---- INFORMATION PROVIDED

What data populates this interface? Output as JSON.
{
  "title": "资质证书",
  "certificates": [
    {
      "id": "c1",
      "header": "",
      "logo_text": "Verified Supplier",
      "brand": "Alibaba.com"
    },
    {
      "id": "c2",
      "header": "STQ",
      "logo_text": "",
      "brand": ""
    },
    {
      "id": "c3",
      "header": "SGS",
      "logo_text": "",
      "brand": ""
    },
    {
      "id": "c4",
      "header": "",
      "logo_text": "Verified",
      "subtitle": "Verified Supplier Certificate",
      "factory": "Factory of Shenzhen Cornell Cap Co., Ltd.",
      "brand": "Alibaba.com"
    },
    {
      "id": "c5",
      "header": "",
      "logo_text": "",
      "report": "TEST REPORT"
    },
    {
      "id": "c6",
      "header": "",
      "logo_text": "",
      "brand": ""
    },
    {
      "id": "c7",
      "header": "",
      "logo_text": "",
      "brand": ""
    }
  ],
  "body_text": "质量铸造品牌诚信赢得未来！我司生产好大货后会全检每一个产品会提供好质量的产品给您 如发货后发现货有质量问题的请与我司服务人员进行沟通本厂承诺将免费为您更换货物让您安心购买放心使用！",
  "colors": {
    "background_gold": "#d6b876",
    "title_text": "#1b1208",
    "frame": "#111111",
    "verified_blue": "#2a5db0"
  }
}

--------
---- INFORMATION PROVIDED

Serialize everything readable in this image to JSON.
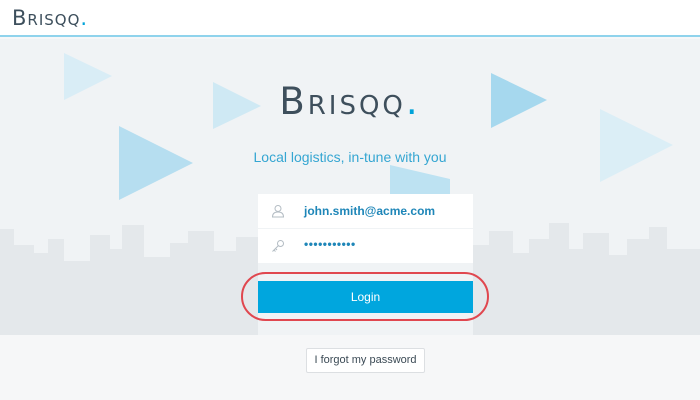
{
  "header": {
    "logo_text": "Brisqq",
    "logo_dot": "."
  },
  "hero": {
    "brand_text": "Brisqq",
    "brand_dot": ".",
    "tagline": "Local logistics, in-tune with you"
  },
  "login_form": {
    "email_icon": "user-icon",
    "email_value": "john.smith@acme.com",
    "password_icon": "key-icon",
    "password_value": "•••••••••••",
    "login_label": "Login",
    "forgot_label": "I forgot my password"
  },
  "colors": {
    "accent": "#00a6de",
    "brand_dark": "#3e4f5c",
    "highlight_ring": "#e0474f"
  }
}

--------

■ AIM OF THE EXERCISE
Select every line of the material above holding the word "JSON" and copy it.

■ WRITTEN SOLUTION
What data populates this interface? Output as JSON.
Serialize everything readable in this image to JSON.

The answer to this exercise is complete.